> Written problem
From the listing below, pull each line that includes "sagepub".

[Start of Data excerpts]

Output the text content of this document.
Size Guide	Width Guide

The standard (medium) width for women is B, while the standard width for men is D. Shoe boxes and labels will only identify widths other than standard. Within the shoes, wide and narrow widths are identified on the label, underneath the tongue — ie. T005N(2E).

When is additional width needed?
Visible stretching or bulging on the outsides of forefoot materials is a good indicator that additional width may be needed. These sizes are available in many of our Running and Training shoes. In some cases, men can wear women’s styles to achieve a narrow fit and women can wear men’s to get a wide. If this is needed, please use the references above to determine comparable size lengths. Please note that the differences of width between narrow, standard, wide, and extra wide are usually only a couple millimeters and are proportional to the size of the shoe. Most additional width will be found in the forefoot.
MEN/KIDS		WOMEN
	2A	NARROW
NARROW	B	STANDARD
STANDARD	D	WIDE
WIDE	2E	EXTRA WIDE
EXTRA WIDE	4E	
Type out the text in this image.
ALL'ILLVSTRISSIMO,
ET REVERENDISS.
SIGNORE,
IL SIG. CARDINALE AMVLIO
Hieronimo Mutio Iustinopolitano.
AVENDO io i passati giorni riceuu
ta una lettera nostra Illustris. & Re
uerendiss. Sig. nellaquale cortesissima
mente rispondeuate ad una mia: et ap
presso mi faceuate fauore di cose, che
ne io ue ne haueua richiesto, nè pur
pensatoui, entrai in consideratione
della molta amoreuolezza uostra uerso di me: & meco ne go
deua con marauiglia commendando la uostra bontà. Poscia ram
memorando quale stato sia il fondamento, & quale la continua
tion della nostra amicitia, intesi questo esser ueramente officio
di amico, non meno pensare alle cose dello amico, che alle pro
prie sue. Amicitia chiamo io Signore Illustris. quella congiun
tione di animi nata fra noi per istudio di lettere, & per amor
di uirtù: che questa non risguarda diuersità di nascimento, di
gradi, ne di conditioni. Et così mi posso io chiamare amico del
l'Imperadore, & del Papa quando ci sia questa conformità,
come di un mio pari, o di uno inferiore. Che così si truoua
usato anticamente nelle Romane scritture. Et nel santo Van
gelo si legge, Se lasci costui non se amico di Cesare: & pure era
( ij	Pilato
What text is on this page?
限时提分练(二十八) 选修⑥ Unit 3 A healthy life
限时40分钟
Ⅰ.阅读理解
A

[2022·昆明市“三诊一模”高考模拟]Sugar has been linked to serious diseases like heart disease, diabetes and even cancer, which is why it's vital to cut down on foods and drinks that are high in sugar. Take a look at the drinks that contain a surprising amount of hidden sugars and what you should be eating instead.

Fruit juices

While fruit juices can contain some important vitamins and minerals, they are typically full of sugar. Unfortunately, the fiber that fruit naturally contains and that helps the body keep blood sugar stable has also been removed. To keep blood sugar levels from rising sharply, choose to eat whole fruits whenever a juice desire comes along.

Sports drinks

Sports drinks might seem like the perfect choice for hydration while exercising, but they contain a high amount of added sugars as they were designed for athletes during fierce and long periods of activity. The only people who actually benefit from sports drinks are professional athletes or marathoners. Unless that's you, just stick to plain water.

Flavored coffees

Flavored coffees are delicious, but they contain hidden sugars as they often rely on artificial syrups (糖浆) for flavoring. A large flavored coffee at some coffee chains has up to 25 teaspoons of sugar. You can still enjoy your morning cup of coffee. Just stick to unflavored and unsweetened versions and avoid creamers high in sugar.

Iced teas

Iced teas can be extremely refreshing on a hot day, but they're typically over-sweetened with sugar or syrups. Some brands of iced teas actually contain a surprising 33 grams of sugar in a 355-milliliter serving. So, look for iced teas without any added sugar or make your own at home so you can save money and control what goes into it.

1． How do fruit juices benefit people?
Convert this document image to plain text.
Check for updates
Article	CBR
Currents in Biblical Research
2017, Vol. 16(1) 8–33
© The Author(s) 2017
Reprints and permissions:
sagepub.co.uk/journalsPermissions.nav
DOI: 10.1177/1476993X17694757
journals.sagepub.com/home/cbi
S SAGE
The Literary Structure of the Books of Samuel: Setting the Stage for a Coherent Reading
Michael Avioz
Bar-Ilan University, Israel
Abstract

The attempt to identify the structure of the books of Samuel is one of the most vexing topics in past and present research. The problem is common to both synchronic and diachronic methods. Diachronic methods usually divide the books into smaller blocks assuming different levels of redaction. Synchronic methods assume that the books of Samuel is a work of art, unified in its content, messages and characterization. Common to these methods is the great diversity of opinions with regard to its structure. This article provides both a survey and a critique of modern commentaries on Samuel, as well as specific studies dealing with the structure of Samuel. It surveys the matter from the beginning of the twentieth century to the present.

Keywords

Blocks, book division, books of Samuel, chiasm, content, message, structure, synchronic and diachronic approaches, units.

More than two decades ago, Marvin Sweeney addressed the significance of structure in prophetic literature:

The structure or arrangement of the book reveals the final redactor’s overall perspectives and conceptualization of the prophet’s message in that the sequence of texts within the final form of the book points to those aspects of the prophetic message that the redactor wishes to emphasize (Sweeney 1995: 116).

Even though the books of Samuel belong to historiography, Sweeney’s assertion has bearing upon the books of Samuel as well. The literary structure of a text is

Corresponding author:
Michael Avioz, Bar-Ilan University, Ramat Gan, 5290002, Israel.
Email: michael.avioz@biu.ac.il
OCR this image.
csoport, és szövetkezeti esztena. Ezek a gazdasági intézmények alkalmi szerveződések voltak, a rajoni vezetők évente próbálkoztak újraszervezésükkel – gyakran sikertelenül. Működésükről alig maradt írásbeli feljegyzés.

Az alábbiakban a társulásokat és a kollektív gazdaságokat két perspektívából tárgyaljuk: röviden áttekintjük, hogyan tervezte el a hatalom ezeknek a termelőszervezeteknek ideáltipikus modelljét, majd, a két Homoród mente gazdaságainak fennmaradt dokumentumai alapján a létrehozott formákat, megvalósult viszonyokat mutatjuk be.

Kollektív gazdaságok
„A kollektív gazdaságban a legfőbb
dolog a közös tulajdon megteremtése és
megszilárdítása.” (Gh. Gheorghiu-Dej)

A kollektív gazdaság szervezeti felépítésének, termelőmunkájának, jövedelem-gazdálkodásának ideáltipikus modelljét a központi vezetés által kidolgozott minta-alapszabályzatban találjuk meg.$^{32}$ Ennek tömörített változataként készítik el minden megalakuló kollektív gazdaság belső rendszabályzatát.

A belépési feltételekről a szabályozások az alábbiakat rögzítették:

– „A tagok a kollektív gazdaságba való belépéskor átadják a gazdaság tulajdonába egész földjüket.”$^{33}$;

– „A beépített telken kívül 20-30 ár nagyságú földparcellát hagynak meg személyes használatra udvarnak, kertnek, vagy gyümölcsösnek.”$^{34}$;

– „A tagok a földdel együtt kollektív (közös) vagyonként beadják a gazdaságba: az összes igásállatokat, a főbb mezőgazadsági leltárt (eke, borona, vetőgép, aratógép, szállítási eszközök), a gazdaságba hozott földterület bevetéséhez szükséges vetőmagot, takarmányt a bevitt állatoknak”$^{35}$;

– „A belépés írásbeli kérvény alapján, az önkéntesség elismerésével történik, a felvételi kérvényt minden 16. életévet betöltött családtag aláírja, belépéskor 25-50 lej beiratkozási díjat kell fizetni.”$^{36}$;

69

[End of Data excerpts]

> Correct response
sagepub.co.uk/journalsPermissions.nav
journals.sagepub.com/home/cbi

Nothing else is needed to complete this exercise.